__SHORT TASK__.
Your task is to transcribe the data in full.

Recorded data
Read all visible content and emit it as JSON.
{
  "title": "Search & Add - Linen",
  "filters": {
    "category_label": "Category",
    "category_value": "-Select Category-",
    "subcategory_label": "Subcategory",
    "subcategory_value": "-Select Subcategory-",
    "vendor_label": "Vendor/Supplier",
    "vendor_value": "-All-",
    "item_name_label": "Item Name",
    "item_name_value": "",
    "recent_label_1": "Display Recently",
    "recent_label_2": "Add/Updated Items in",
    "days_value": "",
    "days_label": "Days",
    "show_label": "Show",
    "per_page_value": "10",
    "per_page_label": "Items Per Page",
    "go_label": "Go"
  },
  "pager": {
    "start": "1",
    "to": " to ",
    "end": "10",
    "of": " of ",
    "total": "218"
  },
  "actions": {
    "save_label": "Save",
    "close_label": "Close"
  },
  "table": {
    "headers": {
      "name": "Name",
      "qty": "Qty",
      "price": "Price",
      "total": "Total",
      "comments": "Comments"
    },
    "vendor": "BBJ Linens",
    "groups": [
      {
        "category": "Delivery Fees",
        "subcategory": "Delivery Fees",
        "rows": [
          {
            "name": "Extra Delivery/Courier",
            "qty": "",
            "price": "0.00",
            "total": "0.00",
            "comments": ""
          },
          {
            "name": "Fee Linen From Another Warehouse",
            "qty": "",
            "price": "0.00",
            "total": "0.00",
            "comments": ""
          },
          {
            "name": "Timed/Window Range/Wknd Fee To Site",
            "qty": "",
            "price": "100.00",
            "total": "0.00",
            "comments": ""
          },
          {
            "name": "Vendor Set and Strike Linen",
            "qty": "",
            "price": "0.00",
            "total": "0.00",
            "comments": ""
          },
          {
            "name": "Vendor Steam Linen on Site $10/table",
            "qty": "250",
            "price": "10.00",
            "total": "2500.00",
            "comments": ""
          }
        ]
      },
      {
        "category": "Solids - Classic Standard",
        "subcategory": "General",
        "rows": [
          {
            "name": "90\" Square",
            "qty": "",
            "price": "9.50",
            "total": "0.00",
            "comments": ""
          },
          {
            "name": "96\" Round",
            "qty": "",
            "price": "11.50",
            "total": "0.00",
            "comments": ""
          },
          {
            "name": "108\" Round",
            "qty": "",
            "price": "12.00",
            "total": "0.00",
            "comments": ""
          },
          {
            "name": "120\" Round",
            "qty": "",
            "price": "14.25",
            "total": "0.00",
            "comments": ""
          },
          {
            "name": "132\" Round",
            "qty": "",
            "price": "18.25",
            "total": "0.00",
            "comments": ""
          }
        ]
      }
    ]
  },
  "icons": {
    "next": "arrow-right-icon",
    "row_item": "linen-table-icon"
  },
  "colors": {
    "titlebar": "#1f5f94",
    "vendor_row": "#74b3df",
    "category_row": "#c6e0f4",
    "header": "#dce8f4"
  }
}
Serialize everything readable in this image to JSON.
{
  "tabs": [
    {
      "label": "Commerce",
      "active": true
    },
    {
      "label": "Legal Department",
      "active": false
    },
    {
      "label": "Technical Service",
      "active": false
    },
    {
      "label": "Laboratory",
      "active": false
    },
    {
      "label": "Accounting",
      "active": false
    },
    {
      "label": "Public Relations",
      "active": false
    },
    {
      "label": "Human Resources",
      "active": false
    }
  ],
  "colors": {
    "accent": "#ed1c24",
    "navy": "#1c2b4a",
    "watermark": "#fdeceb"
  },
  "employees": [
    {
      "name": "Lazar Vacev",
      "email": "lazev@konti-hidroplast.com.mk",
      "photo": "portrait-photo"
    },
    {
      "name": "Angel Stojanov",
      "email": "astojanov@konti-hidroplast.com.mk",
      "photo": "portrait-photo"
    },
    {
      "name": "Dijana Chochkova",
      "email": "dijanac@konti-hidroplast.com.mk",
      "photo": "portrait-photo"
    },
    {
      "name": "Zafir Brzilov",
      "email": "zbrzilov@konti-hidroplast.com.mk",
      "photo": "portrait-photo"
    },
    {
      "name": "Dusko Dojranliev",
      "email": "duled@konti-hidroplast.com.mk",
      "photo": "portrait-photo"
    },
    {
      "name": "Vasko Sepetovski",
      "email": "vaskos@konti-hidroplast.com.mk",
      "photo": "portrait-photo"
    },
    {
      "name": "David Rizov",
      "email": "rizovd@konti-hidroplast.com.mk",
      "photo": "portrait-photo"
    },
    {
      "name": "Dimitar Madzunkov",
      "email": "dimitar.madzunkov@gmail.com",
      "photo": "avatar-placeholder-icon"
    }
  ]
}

__SOLUTION__.
Read all visible content and emit it as JSON.
{
  "title": "Search & Add - Linen",
  "filters": {
    "category_label": "Category",
    "category_value": "-Select Category-",
    "subcategory_label": "Subcategory",
    "subcategory_value": "-Select Subcategory-",
    "vendor_label": "Vendor/Supplier",
    "vendor_value": "-All-",
    "item_name_label": "Item Name",
    "item_name_value": "",
    "recent_label_1": "Display Recently",
    "recent_label_2": "Add/Updated Items in",
    "days_value": "",
    "days_label": "Days",
    "show_label": "Show",
    "per_page_value": "10",
    "per_page_label": "Items Per Page",
    "go_label": "Go"
  },
  "pager": {
    "start": "1",
    "to": " to ",
    "end": "10",
    "of": " of ",
    "total": "218"
  },
  "actions": {
    "save_label": "Save",
    "close_label": "Close"
  },
  "table": {
    "headers": {
      "name": "Name",
      "qty": "Qty",
      "price": "Price",
      "total": "Total",
      "comments": "Comments"
    },
    "vendor": "BBJ Linens",
    "groups": [
      {
        "category": "Delivery Fees",
        "subcategory": "Delivery Fees",
        "rows": [
          {
            "name": "Extra Delivery/Courier",
            "qty": "",
            "price": "0.00",
            "total": "0.00",
            "comments": ""
          },
          {
            "name": "Fee Linen From Another Warehouse",
            "qty": "",
            "price": "0.00",
            "total": "0.00",
            "comments": ""
          },
          {
            "name": "Timed/Window Range/Wknd Fee To Site",
            "qty": "",
            "price": "100.00",
            "total": "0.00",
            "comments": ""
          },
          {
            "name": "Vendor Set and Strike Linen",
            "qty": "",
            "price": "0.00",
            "total": "0.00",
            "comments": ""
          },
          {
            "name": "Vendor Steam Linen on Site $10/table",
            "qty": "250",
            "price": "10.00",
            "total": "2500.00",
            "comments": ""
          }
        ]
      },
      {
        "category": "Solids - Classic Standard",
        "subcategory": "General",
        "rows": [
          {
            "name": "90\" Square",
            "qty": "",
            "price": "9.50",
            "total": "0.00",
            "comments": ""
          },
          {
            "name": "96\" Round",
            "qty": "",
            "price": "11.50",
            "total": "0.00",
            "comments": ""
          },
          {
            "name": "108\" Round",
            "qty": "",
            "price": "12.00",
            "total": "0.00",
            "comments": ""
          },
          {
            "name": "120\" Round",
            "qty": "",
            "price": "14.25",
            "total": "0.00",
            "comments": ""
          },
          {
            "name": "132\" Round",
            "qty": "",
            "price": "18.25",
            "total": "0.00",
            "comments": ""
          }
        ]
      }
    ]
  },
  "icons": {
    "next": "arrow-right-icon",
    "row_item": "linen-table-icon"
  },
  "colors": {
    "titlebar": "#1f5f94",
    "vendor_row": "#74b3df",
    "category_row": "#c6e0f4",
    "header": "#dce8f4"
  }
}
Serialize everything readable in this image to JSON.
{
  "tabs": [
    {
      "label": "Commerce",
      "active": true
    },
    {
      "label": "Legal Department",
      "active": false
    },
    {
      "label": "Technical Service",
      "active": false
    },
    {
      "label": "Laboratory",
      "active": false
    },
    {
      "label": "Accounting",
      "active": false
    },
    {
      "label": "Public Relations",
      "active": false
    },
    {
      "label": "Human Resources",
      "active": false
    }
  ],
  "colors": {
    "accent": "#ed1c24",
    "navy": "#1c2b4a",
    "watermark": "#fdeceb"
  },
  "employees": [
    {
      "name": "Lazar Vacev",
      "email": "lazev@konti-hidroplast.com.mk",
      "photo": "portrait-photo"
    },
    {
      "name": "Angel Stojanov",
      "email": "astojanov@konti-hidroplast.com.mk",
      "photo": "portrait-photo"
    },
    {
      "name": "Dijana Chochkova",
      "email": "dijanac@konti-hidroplast.com.mk",
      "photo": "portrait-photo"
    },
    {
      "name": "Zafir Brzilov",
      "email": "zbrzilov@konti-hidroplast.com.mk",
      "photo": "portrait-photo"
    },
    {
      "name": "Dusko Dojranliev",
      "email": "duled@konti-hidroplast.com.mk",
      "photo": "portrait-photo"
    },
    {
      "name": "Vasko Sepetovski",
      "email": "vaskos@konti-hidroplast.com.mk",
      "photo": "portrait-photo"
    },
    {
      "name": "David Rizov",
      "email": "rizovd@konti-hidroplast.com.mk",
      "photo": "portrait-photo"
    },
    {
      "name": "Dimitar Madzunkov",
      "email": "dimitar.madzunkov@gmail.com",
      "photo": "avatar-placeholder-icon"
    }
  ]
}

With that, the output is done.